◆ SET TASK ◆
Which lines of the data contain the string "medical"? Return each one in full, and match case exactly.
--*--
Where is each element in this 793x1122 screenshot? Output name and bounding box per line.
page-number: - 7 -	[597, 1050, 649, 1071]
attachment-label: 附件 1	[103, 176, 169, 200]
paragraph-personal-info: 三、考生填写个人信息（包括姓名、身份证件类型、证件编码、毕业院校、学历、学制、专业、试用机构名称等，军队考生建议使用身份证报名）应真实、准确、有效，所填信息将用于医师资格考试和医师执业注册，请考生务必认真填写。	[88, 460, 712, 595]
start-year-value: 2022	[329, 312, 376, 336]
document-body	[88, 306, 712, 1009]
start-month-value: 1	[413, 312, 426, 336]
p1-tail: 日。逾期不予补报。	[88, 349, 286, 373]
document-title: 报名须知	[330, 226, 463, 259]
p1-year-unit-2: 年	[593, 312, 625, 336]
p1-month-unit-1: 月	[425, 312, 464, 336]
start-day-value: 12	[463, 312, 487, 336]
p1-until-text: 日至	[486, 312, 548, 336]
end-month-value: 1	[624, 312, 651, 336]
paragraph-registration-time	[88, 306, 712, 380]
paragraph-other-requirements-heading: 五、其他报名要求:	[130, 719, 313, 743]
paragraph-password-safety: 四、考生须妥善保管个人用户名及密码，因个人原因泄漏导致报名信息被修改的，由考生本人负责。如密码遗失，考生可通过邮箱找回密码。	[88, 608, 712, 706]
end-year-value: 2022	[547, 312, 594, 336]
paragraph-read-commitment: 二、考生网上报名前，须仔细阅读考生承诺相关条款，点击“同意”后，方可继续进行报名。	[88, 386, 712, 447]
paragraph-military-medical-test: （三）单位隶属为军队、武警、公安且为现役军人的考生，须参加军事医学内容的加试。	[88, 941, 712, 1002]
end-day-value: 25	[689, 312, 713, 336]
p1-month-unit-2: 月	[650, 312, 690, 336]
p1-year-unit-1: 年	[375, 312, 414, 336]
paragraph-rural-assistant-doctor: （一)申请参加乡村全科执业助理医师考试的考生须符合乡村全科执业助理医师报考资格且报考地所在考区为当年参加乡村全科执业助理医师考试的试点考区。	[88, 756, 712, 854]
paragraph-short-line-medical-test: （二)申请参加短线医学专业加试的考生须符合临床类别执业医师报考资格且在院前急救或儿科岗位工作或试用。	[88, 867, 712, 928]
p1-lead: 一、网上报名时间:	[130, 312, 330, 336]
--*--
◆ EXERCISE RESULT ◆
paragraph-military-medical-test: （三）单位隶属为军队、武警、公安且为现役军人的考生，须参加军事医学内容的加试。	[88, 941, 712, 1002]
paragraph-short-line-medical-test: （二)申请参加短线医学专业加试的考生须符合临床类别执业医师报考资格且在院前急救或儿科岗位工作或试用。	[88, 867, 712, 928]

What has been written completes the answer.